* [STATED EXERCISE 1]: In the recollection of a boy named Larry Shelton, what was the name of the black lab on the farm?
* [STATED EXERCISE 2]: From the recollection of a boy named Larry Shelton, reproduce the part that opens with the words containing "Each morning in" and closes with "of the truck.".

* [SELECTED PASSAGE]:
▽

Saturday, October 12, 2013

I Remember a Boy...


I remember… a boy named Larry Shelton. I must have been twelve or thirteen years old at the time, and we were visiting my Aunt and Uncle’s farm for the summer. The ‘farm’ was a small acreage with a cow, some sheep, a few geese and chickens, a black lab named Pooch, a creek and a hill in Oregon’s Willamette Valley. My father towed our small travel trailer to the farm, so that my Mom and brother and I could spend the summer. My Dad returned home to Seattle to work, leaving us  to pick strawberries, red and black raspberries, marion berries and boysenberries, and finally green beans in the fields close by with my aunt and cousins.
Each morning in June, July and August, my cousins Bill & Beckie along with my brother and I ate a hurried breakfast of cold cereal with fresh cow’s milk poured on, around the kitchen table in the wee dark hours. Then we would file outside and climb sleepily into the back of the old blue pick-up. My Aunt drove, with my Mom sitting beside her, and the four of us kids sat on the side rails in the back. We would follow the highway for 10-12 miles to the Shelton farm, where their two boys Larry and his older brother Butch would climb in and join us. Then the truck would head for the fields around Salem, where we would work that day. Mostly we rode in silence as the sky began to lighten to a pre-dawn gray, and then finally to a chill dawn that would begin to break above the treetops. We all wore old jeans and sweatshirts to ward off that early chill blowing past us in the back of the truck.
Larry Shelton was a couple of months older than I was, and secretly I thought he was a cute boy. He was pretty quiet and never said much. During the days, it became a goal of mine to tease him just to coax a smile out of him. I would tell stories and jokes to try to get a grin, or throw berries and/or beans through the bushes at him, which of course was strictly forbidden by my aunt and mom. I would sometimes sit by him at lunch and offer him my choicest morsels, all to no effect and certainly with no smiles.

△

* [GIVEN DATA]:

▽

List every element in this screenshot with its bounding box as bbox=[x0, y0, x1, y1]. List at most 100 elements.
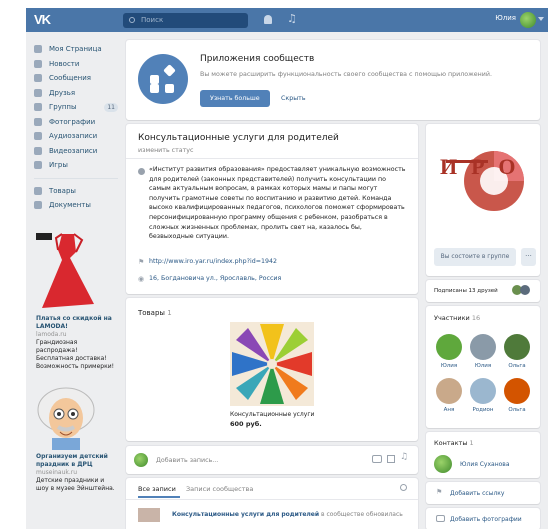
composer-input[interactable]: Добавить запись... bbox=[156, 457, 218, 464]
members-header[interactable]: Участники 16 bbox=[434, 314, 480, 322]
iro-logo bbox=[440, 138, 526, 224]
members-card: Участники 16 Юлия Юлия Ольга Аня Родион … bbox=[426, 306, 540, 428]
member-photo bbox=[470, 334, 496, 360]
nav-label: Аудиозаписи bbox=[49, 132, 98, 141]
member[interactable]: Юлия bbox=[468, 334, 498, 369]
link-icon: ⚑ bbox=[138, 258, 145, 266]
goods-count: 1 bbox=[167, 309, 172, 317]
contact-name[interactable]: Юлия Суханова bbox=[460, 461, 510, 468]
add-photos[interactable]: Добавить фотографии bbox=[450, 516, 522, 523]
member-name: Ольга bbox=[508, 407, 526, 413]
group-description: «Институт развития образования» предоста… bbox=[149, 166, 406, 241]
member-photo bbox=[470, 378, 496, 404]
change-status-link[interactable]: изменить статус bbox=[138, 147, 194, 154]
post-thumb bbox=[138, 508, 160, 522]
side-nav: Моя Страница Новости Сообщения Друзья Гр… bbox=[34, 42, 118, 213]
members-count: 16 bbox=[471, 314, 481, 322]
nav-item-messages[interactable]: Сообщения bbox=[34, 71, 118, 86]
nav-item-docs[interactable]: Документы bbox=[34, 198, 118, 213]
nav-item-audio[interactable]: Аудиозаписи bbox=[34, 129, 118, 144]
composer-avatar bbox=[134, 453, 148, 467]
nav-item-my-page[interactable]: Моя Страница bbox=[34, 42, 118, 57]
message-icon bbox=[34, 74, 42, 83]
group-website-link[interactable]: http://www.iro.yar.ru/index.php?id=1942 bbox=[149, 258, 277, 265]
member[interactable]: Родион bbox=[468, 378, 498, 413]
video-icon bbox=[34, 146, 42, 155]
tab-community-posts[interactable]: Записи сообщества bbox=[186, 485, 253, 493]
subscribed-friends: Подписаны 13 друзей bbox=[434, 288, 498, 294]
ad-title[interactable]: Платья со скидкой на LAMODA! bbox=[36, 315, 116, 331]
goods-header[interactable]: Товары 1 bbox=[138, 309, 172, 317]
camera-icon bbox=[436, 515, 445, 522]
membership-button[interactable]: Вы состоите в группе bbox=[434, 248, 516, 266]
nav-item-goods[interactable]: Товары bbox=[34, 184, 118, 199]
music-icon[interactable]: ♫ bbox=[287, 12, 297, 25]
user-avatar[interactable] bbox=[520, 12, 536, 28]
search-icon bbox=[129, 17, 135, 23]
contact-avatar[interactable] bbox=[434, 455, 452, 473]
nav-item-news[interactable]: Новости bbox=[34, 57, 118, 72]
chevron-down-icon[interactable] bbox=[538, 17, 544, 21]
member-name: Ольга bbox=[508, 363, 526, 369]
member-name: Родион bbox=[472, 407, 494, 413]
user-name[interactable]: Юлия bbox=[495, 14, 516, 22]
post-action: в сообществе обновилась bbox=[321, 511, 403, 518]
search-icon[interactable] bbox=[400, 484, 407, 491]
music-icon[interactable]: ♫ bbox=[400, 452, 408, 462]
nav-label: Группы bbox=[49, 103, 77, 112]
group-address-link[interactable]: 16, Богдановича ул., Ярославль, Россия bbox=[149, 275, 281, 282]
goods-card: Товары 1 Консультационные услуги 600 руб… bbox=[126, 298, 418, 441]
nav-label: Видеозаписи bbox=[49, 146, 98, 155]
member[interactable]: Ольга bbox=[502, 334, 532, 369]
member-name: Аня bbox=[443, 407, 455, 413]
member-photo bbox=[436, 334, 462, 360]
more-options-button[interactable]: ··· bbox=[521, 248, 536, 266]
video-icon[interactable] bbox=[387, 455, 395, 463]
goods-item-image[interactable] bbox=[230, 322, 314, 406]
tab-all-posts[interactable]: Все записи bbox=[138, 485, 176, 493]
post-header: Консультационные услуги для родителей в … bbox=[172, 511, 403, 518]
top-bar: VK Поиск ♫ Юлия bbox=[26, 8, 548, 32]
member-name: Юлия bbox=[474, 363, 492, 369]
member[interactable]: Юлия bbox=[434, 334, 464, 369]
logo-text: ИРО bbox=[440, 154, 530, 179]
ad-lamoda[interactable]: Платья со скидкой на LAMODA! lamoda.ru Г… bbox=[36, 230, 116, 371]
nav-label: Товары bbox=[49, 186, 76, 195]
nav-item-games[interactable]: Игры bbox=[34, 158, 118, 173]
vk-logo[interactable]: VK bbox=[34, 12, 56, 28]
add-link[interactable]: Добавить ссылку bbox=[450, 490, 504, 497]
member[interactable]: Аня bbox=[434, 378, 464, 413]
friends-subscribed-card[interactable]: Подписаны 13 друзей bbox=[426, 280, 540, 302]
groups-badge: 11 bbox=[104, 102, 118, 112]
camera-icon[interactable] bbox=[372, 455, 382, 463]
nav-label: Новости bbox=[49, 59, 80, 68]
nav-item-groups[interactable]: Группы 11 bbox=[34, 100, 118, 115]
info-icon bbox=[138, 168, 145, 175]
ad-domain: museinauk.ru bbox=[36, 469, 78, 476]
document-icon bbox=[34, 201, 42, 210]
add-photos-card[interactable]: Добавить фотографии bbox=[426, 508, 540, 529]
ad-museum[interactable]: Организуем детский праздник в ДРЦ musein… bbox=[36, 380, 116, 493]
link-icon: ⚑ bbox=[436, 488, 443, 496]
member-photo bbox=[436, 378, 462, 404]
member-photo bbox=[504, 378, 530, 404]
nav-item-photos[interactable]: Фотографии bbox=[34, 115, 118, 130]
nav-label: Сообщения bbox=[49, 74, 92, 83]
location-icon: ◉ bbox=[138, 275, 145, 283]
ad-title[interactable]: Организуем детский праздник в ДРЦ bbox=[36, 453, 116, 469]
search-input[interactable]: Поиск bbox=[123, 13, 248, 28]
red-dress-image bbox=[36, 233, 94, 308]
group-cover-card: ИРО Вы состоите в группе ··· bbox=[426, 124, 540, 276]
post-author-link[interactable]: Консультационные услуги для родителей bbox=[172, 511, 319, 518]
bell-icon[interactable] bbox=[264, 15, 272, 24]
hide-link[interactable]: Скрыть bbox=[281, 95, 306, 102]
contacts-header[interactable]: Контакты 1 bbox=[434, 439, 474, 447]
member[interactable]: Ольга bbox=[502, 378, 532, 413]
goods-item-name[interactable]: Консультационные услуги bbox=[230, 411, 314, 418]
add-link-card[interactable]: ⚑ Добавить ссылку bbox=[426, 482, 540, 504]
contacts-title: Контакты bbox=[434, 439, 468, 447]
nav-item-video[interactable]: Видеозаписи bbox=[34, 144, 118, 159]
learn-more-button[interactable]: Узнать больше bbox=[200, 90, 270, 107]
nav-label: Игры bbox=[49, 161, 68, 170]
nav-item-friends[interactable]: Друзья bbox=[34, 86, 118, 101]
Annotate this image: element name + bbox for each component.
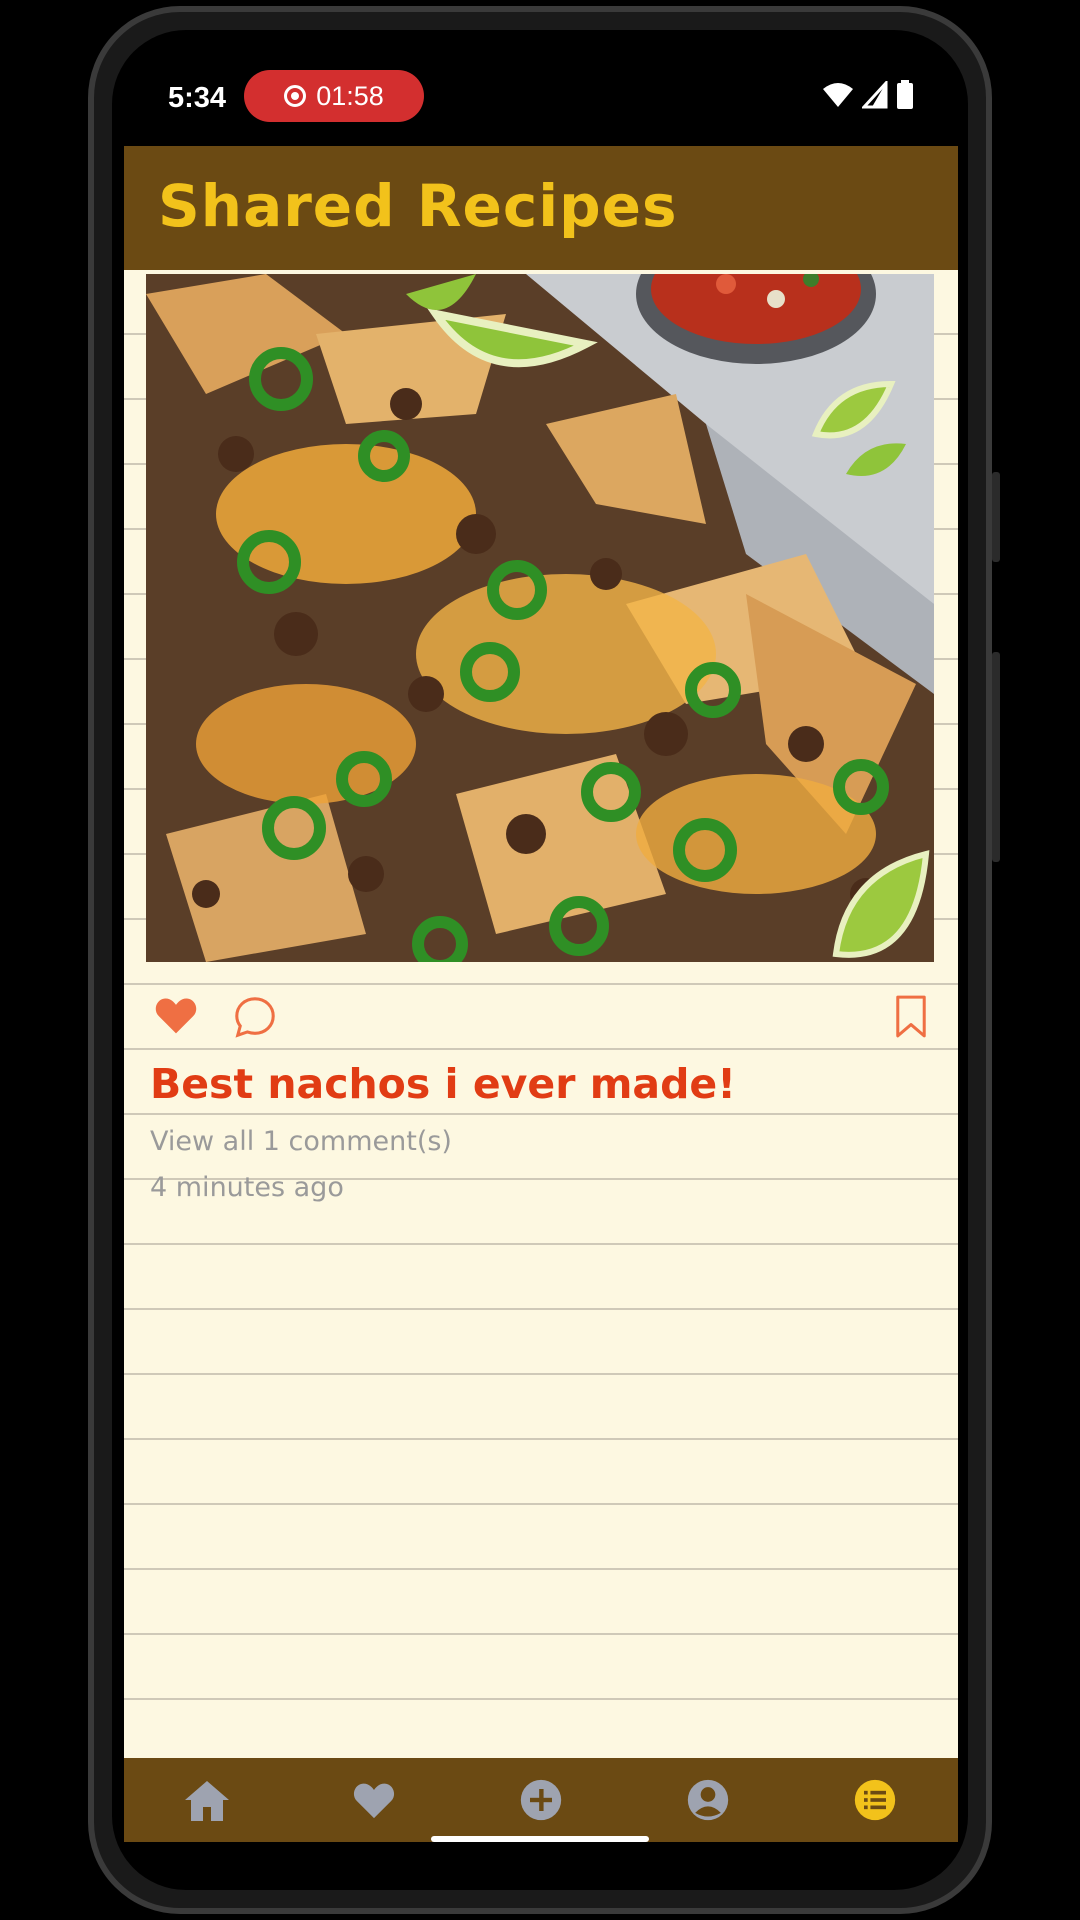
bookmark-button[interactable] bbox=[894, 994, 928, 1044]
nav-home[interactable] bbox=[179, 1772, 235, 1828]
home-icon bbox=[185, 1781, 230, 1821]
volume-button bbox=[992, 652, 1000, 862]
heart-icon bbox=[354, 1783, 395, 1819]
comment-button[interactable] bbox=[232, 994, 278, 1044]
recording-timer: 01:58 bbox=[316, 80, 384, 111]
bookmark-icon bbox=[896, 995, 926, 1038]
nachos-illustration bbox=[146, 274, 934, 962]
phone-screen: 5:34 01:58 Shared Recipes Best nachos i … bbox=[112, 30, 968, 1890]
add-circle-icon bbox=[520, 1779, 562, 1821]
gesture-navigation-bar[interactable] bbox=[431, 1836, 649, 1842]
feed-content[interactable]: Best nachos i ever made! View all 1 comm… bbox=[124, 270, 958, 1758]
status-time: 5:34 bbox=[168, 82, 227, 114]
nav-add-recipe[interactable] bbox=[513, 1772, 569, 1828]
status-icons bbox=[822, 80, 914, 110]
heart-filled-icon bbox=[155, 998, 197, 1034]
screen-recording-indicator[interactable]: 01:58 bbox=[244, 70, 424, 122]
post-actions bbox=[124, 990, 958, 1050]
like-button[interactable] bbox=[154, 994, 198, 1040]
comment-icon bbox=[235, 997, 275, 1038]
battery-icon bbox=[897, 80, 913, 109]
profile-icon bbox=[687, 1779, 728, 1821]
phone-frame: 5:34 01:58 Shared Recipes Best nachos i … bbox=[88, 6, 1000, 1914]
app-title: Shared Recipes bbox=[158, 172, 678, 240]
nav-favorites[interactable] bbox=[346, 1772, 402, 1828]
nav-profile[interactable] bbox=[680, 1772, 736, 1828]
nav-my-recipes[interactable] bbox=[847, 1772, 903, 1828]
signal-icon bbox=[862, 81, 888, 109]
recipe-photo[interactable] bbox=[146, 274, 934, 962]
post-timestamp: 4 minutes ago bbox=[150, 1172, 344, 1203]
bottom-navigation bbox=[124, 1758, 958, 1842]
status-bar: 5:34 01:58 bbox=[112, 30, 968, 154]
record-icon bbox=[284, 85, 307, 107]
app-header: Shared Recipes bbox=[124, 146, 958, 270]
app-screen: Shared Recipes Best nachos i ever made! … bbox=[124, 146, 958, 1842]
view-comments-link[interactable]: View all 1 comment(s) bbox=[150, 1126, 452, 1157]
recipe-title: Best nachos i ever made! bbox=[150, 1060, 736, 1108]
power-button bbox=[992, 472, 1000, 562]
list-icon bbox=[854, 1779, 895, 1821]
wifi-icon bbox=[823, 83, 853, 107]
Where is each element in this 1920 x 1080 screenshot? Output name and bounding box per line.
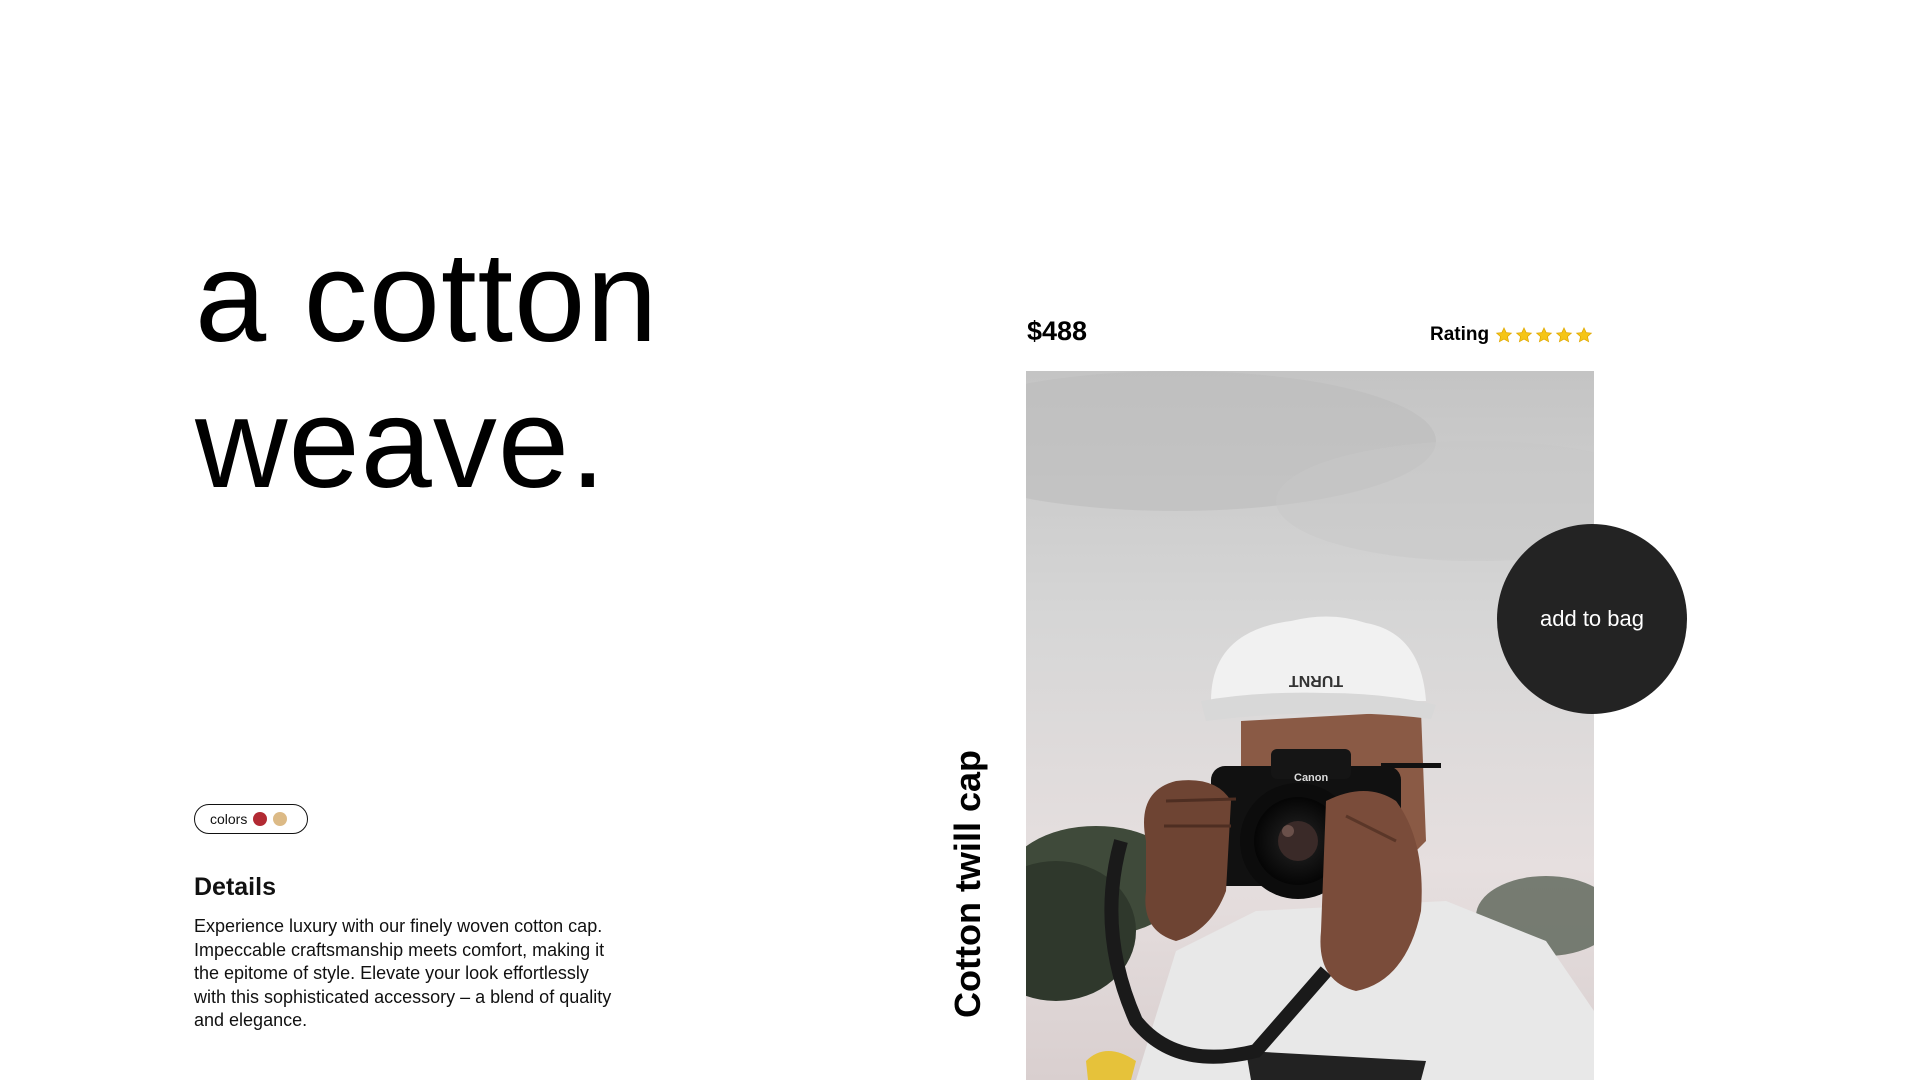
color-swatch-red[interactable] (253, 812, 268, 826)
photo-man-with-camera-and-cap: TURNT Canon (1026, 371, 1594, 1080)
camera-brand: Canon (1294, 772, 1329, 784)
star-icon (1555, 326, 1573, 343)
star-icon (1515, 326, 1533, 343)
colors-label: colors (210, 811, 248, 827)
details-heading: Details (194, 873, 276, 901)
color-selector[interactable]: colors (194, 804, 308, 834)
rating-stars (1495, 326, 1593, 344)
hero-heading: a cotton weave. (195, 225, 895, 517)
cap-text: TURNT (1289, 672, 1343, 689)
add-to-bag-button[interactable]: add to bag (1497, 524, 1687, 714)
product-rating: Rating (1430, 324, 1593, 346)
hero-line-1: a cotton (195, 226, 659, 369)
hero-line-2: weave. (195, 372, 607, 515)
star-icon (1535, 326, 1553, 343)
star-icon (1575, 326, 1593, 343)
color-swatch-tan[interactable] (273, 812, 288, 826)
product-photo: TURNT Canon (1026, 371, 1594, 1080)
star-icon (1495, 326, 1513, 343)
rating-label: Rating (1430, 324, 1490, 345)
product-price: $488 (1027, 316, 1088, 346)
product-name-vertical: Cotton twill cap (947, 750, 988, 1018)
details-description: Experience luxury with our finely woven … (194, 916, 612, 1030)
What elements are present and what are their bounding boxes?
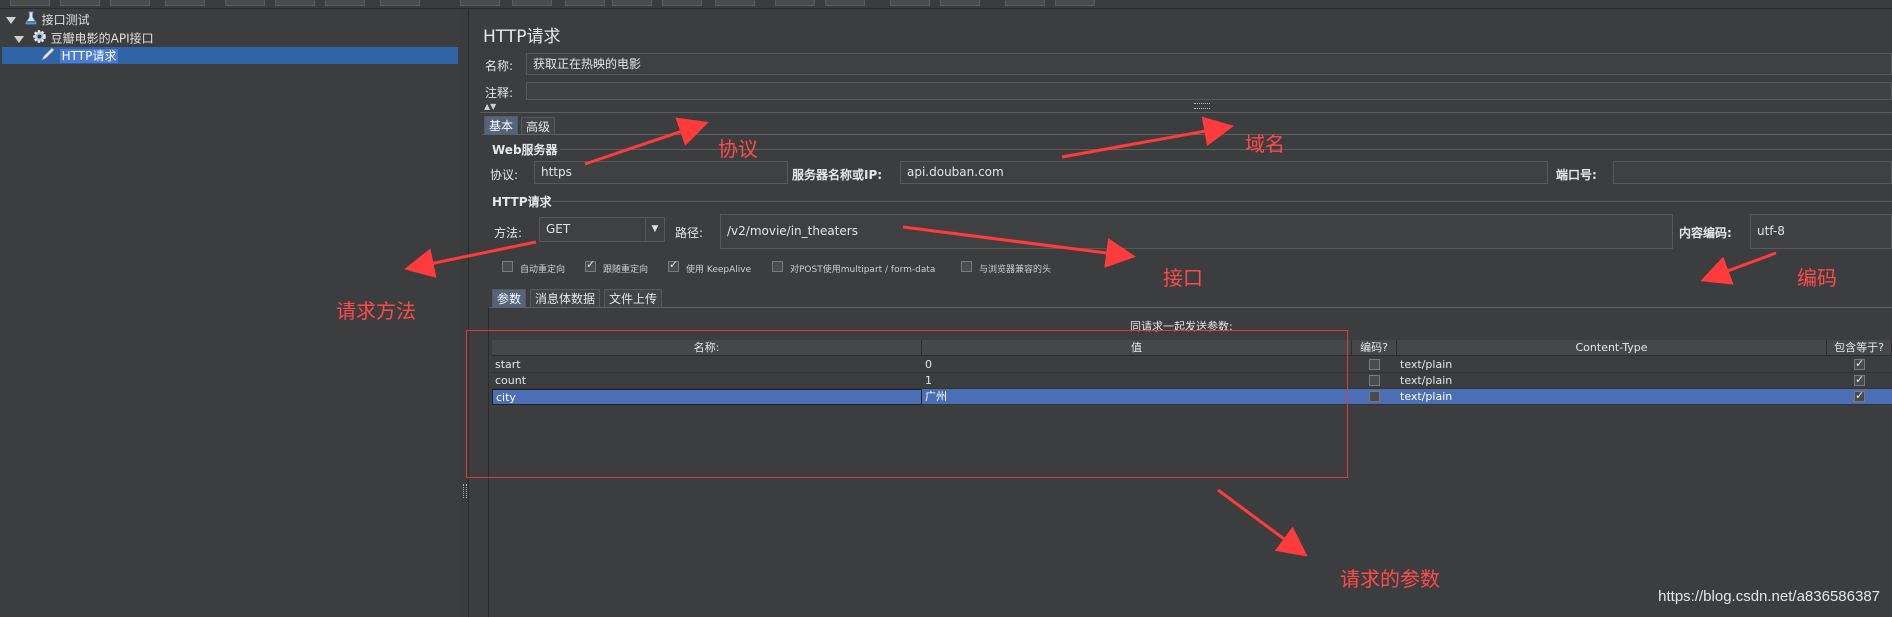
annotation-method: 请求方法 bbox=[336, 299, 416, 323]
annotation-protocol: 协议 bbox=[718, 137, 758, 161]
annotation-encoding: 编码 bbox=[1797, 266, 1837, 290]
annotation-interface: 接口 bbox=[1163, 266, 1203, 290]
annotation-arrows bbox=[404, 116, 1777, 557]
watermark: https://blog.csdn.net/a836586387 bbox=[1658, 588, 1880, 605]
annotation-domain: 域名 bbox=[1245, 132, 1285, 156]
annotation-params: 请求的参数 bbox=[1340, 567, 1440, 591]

△

* [EXERCISE RESULT 1]: Pooch

* [EXERCISE RESULT 2]:
Each morning in June, July and August, my cousins Bill & Beckie along with my brother and I ate a hurried breakfast of cold cereal with fresh cow’s milk poured on, around the kitchen table in the wee dark hours. Then we would file outside and climb sleepily into the back of the old blue pick-up. My Aunt drove, with my Mom sitting beside her, and the four of us kids sat on the side rails in the back. We would follow the highway for 10-12 miles to the Shelton farm, where their two boys Larry and his older brother Butch would climb in and join us. Then the truck would head for the fields around Salem, where we would work that day. Mostly we rode in silence as the sky began to lighten to a pre-dawn gray, and then finally to a chill dawn that would begin to break above the treetops. We all wore old jeans and sweatshirts to ward off that early chill blowing past us in the back of the truck.